• [What to work on]
Answer with one number only: the number of lines that include the word "Hardware".

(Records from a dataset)
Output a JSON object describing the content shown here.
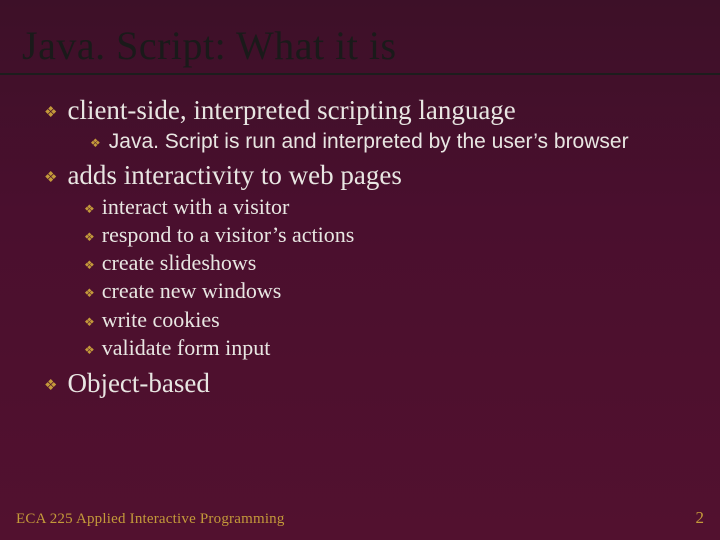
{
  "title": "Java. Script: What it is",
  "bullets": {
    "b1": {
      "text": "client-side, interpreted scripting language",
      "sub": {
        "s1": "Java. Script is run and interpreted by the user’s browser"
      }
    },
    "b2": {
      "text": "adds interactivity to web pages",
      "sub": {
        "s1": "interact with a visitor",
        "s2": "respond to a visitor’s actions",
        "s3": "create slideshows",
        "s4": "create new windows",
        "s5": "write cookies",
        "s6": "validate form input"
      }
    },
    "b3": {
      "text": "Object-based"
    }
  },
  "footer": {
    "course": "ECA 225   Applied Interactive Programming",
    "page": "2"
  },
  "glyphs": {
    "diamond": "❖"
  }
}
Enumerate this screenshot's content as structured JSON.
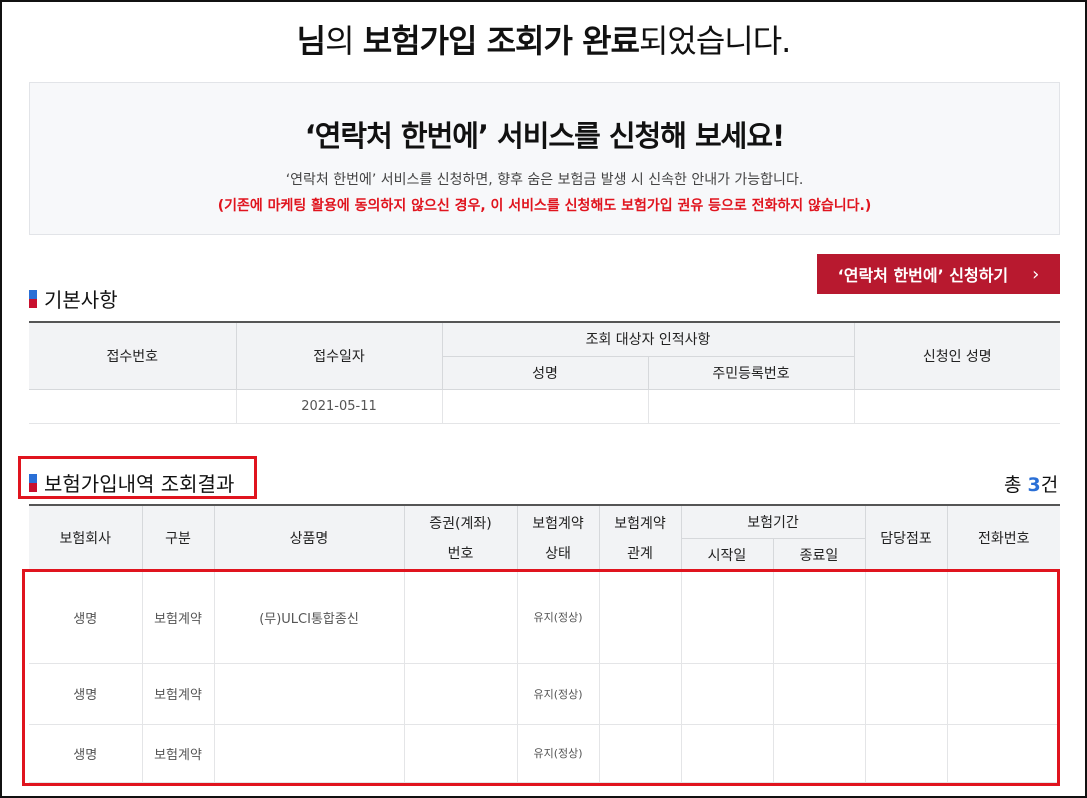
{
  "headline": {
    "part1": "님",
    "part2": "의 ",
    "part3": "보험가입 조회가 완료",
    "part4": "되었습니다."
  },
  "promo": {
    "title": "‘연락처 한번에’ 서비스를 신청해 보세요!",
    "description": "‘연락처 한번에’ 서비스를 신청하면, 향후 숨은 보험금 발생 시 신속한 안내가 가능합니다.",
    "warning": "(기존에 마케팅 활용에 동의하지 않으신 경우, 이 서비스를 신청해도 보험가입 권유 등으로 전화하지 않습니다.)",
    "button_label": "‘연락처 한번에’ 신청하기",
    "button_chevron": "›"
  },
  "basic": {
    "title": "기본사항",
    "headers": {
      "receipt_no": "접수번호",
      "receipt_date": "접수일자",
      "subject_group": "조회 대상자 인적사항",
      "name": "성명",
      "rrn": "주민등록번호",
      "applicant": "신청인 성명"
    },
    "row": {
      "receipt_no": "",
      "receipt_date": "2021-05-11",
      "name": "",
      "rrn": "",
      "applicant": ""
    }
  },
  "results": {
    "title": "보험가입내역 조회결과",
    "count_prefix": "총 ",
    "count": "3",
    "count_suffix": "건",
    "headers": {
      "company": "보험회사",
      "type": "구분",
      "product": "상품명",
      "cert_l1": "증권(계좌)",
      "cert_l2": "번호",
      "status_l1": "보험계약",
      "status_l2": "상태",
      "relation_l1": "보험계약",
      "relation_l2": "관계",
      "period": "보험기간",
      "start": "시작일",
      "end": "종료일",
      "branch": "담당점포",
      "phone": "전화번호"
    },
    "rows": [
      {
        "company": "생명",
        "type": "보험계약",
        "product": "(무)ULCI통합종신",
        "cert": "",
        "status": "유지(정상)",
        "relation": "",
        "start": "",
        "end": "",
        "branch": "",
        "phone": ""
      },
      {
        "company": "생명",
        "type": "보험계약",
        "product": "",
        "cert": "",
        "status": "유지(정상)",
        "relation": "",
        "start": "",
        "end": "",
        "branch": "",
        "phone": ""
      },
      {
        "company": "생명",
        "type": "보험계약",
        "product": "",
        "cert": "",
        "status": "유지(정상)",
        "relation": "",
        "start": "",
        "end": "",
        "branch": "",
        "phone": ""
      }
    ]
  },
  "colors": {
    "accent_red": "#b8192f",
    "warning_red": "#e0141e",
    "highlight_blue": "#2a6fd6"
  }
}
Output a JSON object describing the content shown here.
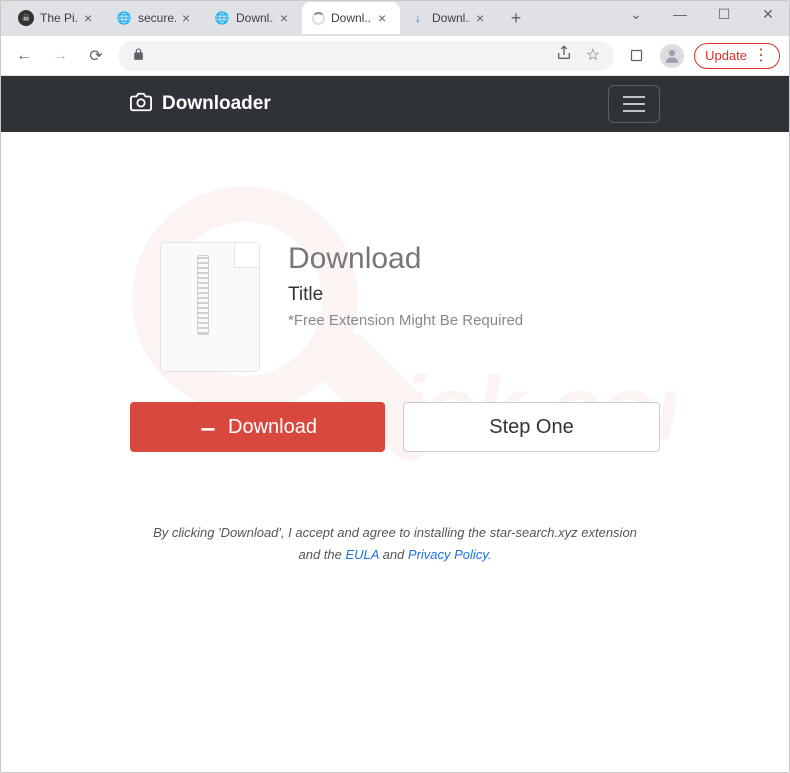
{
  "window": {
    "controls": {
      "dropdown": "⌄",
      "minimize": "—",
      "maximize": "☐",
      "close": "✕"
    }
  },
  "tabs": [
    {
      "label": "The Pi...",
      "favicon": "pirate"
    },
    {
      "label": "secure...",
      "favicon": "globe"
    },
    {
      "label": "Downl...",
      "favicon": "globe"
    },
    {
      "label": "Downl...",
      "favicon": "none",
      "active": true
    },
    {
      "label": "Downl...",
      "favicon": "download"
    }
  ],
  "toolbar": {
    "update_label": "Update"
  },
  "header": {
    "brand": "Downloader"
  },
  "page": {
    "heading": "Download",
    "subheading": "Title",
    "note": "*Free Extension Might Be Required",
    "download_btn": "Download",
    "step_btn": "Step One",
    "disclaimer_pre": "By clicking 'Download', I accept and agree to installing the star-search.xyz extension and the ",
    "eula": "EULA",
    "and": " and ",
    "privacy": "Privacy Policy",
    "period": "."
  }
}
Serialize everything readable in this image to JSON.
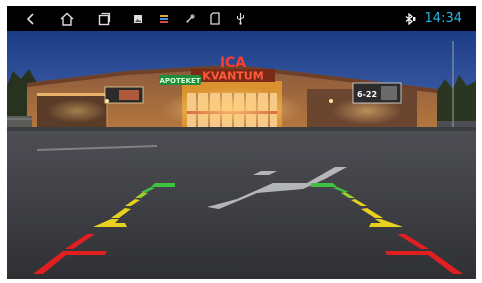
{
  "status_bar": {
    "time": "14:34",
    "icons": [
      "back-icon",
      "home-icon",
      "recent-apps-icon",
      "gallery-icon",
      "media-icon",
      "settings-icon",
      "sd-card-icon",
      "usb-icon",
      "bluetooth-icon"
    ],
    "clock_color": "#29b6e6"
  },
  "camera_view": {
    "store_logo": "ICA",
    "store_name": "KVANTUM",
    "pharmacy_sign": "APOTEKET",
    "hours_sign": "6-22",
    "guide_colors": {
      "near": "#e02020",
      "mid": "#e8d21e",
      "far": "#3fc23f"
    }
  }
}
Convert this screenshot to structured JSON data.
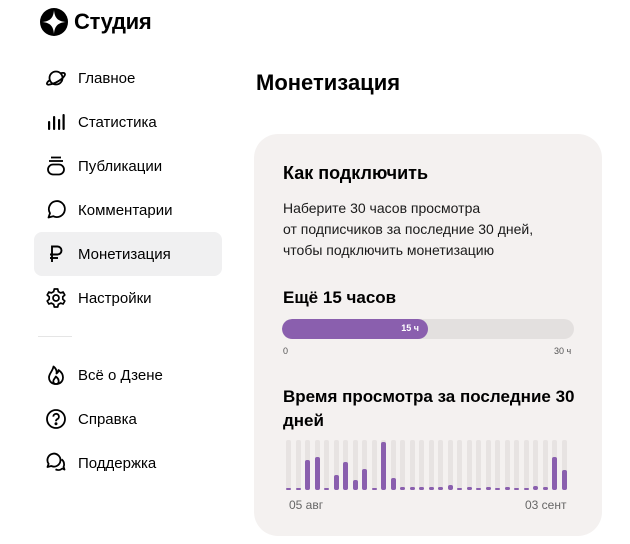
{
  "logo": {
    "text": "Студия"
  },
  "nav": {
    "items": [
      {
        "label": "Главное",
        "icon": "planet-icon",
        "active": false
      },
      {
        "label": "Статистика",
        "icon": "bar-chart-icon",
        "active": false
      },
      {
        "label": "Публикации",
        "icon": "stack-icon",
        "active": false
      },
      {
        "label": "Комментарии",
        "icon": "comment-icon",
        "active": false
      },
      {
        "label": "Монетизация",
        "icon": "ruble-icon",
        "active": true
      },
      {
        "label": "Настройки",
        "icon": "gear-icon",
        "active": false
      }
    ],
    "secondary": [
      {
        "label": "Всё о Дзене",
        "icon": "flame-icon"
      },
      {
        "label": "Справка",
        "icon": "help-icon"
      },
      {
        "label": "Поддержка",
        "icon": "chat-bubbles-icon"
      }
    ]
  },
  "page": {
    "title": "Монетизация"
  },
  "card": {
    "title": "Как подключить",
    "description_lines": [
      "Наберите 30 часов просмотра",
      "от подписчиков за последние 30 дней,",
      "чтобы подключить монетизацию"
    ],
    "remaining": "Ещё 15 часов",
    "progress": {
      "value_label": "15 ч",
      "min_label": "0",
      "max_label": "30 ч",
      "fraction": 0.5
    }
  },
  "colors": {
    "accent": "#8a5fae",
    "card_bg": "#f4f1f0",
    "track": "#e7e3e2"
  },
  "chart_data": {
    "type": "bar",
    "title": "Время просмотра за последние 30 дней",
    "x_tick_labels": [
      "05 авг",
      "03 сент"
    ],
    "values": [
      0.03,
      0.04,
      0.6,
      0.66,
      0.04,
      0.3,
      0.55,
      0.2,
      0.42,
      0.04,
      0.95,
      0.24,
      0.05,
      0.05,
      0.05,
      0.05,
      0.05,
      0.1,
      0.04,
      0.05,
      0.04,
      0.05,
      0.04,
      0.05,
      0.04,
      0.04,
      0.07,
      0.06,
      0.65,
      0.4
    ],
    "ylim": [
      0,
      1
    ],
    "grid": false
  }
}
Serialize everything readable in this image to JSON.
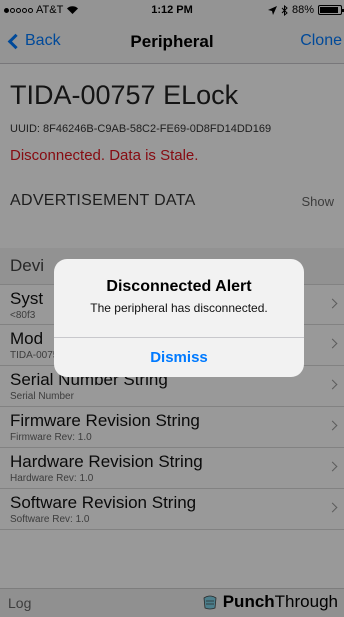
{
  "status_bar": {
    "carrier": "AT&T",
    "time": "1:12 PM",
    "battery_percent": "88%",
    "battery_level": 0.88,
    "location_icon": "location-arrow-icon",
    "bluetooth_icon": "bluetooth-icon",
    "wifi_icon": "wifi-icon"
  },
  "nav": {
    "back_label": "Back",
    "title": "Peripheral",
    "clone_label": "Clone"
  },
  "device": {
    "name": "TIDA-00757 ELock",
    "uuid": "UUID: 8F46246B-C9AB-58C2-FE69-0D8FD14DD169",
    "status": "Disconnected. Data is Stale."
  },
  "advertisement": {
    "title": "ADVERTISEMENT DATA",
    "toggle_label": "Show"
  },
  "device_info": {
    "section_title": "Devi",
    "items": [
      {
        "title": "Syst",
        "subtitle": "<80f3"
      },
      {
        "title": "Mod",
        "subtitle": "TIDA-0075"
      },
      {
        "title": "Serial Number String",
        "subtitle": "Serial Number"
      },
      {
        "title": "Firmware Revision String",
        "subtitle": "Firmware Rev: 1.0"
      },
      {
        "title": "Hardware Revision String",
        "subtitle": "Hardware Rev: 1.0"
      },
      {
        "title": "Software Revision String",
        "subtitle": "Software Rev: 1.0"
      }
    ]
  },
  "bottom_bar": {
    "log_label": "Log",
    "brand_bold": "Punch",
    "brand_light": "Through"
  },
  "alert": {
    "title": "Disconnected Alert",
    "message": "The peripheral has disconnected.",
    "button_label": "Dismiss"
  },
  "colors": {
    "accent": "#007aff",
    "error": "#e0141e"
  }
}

• [Expected answer]
2